■ **WHAT IS ASKED**
(A) Translate this sentence from the e-business strategy text into Spanish: "The economic environment of Vietnam is very different from other economies."
(B) List every one of the "key dimensions of e-business implementation" that the e-business strategy text names.

■ **SELECTED EXCERPT**
────────

Deise et al (2000) present a novel approach to developing e-business strategy in which they suggest that the focus of e-business strategy will vary depending on the evolutionary stage of e-business. According to their suggestion, the focus of e-business strategy should be the enhancement of the selling channel, which then tends to be followed by value-chain integration and creation of a value network.
Mintzberg & Quinn (1991), Lynch (2000) argue that there are two different approaches to e-business strategy including prescriptive and emergent strategy. In the prescriptive strategy approach he identifies three elements of strategy – strategic analysis, strategic development and strategy implementation, and these are linked together sequentially. Since in this approach the strategy is prescribed in advance, the interrelationship between the three elements of strategy may be less clear. It is the emergent strategy approach where the three elements are more interrelated. In reality, organizations often deploy both of prescriptive and emergent strategy. While the prescriptive approach is suitable for long-term planning, the emergent approach might be better in short-term projects. A dynamic emergent strategy process, which is specifically used for e-business, has been proposed by Kalakota& Robinson (2000). Accordingly, organizations need to have focus on responsiveness with continuous feedback and prioritization of investment in new applications.
June Verner et al (2004) propose a Problem Frames approach for e-business systems, which with its strong emphasis on describing and decomposing problem contexts as they exist in the real world, is potentially a powerful tool for requirements analysis of e-business systems. Kalakota & Robinson (2001) argued that there are three ways to approach e-business strategy which are top-down analytical planning, bottom-up tactical planning, and continuous planning with feedback.
The economic environment of Vietnam is very different from other economies. In addition, the stages from developing to implementing e-business strategy hold many unpredictable consequences. Hence, the approach to e-business proposed by Deise, which focuses on enhancing the selling channel, integrating the value chain, and creating the value network, seems to be best suitable with the situation and the potential of HVL.
2.7.9. Developing e-business strategy
Bennet P. L. & Kathryn P. R. (2000) proposed five important steps to develop e-business strategy
Step 1: Define the dimensions of the e-business implementation strategy
Key dimensions of e-business implementation include technologies, systems, business activities, organization, infrastructure, and measurement. These dimensions must match both the scope of the vision and the type and nature of the detailed implementation project plan. Executives and leaders play a decisive role in this step as it is the road map and link between the vision, the success and the whole e-business strategy.
Step 2: Define alternatives
In this step, many alternative strategies must be considered such as revolutionary type, infrastructure-based, organization-based, and Incremental mixed implementation strategies. The strategy might address change to many business activities at the same time such as relocation, distribution of departments, and consolidation of functions. This step offers advantages of faster completion time and less general disruption over the entire time.
Step 3: Develop the e-business strategy
This step involves in creating the rows of the table described earlier, dividing the infrastructure area work into two or three phases, and moving the systems and technology. Between phases, it is very important to adjust dependencies, move activities, and keep the time period of each phase vague.
Step 4: Evaluate the e-business strategy
The implementation e-business strategy will be tested and tried, and may be changed during its processing. Hence, a proper attention to possible changes and impacts, such as reordering of priorities, speeding the project, new technology, resistance, diversions, and technology failure, is essential.

────────

[Data listing]
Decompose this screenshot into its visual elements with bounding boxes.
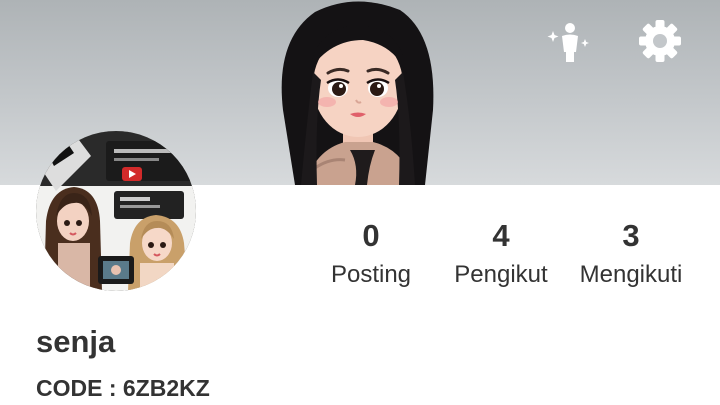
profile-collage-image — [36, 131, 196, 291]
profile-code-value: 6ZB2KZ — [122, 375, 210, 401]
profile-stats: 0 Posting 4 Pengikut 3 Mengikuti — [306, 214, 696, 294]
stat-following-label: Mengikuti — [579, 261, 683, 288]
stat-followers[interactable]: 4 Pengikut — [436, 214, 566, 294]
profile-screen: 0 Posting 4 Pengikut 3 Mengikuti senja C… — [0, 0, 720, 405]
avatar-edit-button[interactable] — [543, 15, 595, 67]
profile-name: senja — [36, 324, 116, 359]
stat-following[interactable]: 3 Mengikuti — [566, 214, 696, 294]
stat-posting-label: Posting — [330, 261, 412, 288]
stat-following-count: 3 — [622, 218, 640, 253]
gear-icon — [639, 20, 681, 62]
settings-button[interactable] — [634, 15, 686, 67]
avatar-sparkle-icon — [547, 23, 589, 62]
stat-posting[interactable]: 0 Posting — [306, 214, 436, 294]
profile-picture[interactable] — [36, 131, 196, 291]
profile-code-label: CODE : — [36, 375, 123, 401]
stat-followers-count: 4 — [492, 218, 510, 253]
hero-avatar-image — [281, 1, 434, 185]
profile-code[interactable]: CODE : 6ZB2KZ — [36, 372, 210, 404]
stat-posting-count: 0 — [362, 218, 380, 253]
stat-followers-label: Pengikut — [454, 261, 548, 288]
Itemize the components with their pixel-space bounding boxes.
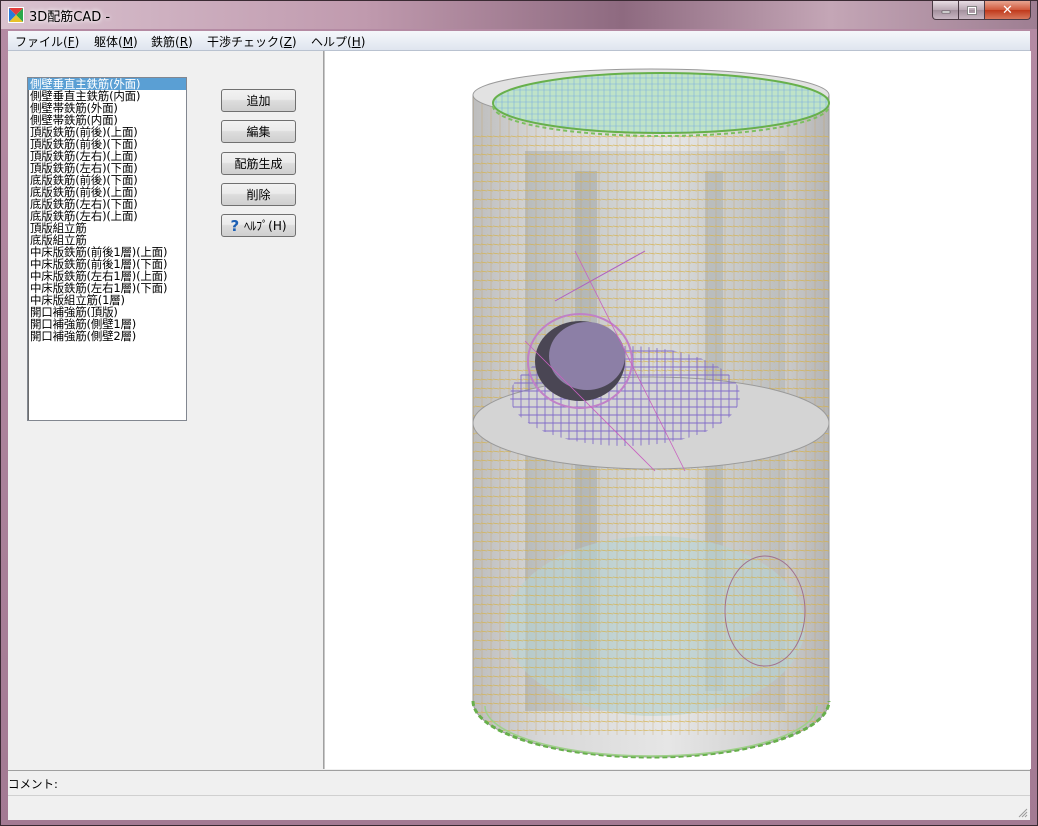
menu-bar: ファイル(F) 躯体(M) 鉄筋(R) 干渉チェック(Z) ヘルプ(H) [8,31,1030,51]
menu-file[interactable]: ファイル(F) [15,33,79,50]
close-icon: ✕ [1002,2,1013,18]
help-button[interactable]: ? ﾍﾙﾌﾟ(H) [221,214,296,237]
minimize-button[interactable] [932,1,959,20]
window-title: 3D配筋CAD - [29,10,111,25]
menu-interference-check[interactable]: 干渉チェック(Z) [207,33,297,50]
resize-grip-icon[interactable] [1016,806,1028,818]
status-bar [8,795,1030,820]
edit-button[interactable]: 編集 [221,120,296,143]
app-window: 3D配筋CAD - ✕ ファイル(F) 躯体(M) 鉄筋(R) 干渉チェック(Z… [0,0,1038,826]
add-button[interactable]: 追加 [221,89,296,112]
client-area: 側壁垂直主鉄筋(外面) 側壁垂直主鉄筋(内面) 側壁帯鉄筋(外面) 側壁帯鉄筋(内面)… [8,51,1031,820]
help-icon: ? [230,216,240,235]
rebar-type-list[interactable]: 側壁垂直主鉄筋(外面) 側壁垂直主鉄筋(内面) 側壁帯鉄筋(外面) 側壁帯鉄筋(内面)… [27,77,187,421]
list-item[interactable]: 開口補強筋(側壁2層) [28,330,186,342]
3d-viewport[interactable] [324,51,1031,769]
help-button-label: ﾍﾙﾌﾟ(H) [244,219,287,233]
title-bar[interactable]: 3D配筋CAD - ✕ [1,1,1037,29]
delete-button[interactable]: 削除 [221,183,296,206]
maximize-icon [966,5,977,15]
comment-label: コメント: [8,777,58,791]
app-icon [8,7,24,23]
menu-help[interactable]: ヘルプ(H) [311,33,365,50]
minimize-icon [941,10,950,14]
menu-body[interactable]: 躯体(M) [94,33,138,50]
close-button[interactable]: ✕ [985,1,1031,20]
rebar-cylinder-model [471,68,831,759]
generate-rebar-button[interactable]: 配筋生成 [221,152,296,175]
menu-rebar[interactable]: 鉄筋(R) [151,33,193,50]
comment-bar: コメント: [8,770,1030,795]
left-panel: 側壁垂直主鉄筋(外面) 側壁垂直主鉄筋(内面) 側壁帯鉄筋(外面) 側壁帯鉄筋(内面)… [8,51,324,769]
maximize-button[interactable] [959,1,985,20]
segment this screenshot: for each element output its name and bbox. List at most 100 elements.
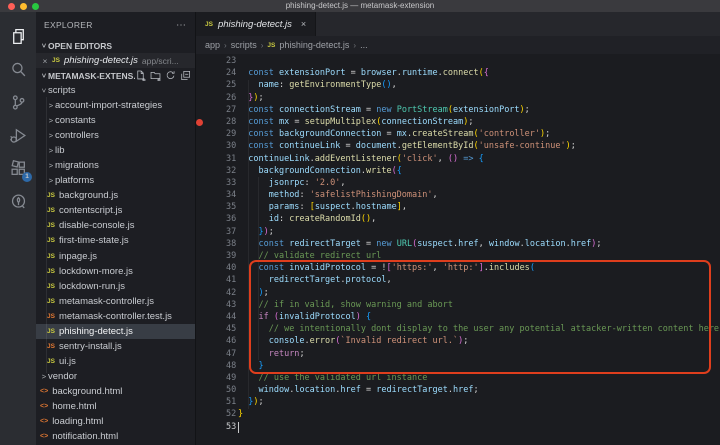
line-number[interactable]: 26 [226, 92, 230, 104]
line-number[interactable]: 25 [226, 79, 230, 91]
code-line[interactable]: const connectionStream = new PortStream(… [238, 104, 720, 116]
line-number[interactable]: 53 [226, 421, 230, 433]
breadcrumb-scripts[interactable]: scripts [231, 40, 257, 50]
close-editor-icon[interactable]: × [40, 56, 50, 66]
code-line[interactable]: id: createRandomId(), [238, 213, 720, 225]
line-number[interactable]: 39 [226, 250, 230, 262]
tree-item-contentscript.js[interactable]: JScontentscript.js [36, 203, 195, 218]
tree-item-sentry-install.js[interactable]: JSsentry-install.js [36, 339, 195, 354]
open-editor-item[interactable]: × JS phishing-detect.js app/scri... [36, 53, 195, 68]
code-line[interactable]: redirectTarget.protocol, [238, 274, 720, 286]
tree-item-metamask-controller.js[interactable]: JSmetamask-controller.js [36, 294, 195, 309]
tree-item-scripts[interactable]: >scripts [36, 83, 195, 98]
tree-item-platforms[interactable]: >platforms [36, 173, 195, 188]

────────

■ **ANSWERS TO THE PROBLEMS**
(A) El entorno económico de Vietnam es muy diferente del de otras economías.

(B) Technologies, systems, business activities, organization, infrastructure, measurement